- **ITEMS**
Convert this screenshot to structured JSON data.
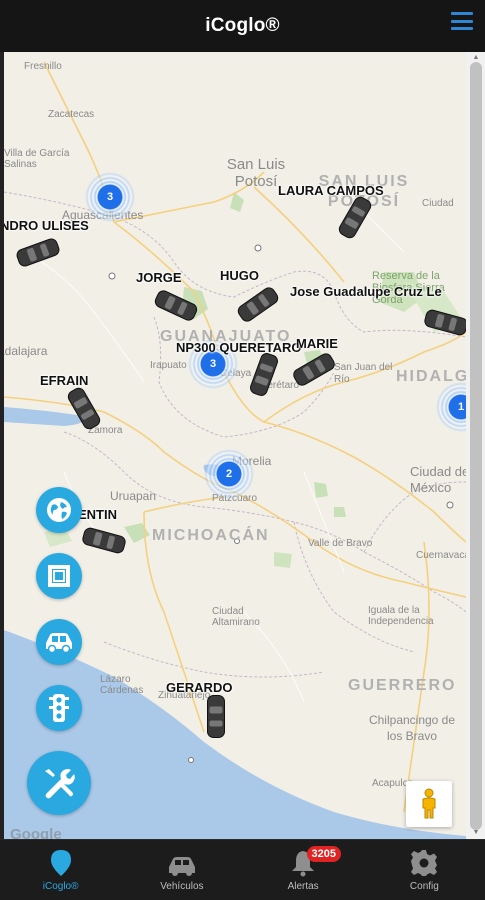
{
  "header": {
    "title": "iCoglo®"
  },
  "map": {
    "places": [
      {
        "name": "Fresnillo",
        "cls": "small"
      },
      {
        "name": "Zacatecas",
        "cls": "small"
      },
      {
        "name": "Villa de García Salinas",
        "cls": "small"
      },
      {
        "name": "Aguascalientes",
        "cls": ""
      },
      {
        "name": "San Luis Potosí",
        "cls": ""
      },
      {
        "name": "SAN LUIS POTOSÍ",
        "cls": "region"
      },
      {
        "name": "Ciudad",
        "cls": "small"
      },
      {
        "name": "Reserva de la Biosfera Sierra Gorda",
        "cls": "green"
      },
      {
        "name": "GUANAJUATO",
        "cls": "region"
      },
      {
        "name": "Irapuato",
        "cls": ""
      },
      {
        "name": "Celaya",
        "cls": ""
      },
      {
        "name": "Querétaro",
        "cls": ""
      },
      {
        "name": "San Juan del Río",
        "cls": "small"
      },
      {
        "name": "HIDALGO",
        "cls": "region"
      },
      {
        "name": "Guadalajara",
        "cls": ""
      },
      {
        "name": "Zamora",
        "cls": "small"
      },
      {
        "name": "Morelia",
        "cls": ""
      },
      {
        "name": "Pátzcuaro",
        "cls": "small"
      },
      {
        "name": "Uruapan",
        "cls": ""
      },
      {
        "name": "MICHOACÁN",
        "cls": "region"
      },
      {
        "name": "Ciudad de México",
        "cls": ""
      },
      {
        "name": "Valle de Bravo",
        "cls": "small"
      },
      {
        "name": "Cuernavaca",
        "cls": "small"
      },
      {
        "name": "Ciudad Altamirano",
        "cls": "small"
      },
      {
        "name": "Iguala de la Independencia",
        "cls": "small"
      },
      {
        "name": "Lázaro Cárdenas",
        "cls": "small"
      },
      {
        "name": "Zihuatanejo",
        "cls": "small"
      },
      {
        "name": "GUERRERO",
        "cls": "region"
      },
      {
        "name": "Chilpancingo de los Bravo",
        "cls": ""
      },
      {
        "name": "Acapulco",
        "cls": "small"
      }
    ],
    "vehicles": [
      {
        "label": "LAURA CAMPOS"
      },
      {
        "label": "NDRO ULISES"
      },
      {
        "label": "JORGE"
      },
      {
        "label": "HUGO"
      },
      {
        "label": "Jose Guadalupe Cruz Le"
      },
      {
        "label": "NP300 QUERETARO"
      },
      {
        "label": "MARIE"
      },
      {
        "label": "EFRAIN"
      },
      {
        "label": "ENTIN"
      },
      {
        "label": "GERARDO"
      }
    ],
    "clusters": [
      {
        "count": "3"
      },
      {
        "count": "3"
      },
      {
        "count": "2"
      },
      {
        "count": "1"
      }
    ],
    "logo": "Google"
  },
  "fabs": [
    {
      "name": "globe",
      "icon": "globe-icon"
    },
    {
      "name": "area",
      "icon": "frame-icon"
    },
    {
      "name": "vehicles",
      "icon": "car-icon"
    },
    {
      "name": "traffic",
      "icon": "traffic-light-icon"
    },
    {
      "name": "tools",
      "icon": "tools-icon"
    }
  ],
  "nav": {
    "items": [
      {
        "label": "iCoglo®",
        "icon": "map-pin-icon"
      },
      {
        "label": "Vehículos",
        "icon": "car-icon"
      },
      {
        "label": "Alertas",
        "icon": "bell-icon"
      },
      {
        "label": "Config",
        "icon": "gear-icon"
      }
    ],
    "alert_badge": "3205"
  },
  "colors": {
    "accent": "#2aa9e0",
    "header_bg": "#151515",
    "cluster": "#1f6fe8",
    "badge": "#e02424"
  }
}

==

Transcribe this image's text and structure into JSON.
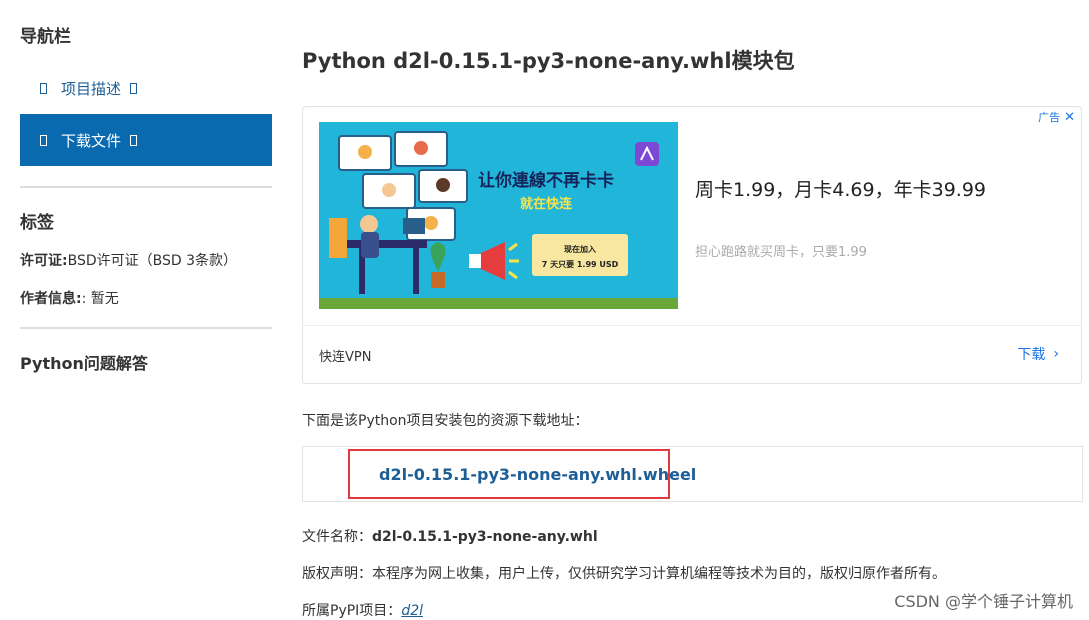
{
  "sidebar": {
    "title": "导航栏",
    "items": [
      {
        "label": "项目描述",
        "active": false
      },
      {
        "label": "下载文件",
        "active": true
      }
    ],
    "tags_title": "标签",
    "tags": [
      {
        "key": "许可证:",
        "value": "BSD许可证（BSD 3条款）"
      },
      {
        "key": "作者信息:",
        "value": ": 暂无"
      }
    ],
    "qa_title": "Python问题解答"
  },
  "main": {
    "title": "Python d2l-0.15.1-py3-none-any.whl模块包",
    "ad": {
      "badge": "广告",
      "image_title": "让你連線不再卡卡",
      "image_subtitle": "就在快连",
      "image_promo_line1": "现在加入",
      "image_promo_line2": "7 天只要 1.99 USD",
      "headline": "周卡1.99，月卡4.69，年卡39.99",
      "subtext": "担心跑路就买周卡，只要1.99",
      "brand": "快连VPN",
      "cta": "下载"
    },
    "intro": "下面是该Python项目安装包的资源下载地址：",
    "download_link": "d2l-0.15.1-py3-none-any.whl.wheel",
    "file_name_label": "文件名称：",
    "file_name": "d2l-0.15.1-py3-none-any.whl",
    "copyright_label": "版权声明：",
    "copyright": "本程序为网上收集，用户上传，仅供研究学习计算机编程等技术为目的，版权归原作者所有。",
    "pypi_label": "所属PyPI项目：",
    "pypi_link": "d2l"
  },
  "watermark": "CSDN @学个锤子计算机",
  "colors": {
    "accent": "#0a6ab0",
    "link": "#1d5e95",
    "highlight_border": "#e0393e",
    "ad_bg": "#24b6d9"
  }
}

- **GIVEN INSTRUCTION**
List every line from the entries above in which "traffic" appears.

- **RESULT**
      "name": "traffic",
      "icon": "traffic-light-icon"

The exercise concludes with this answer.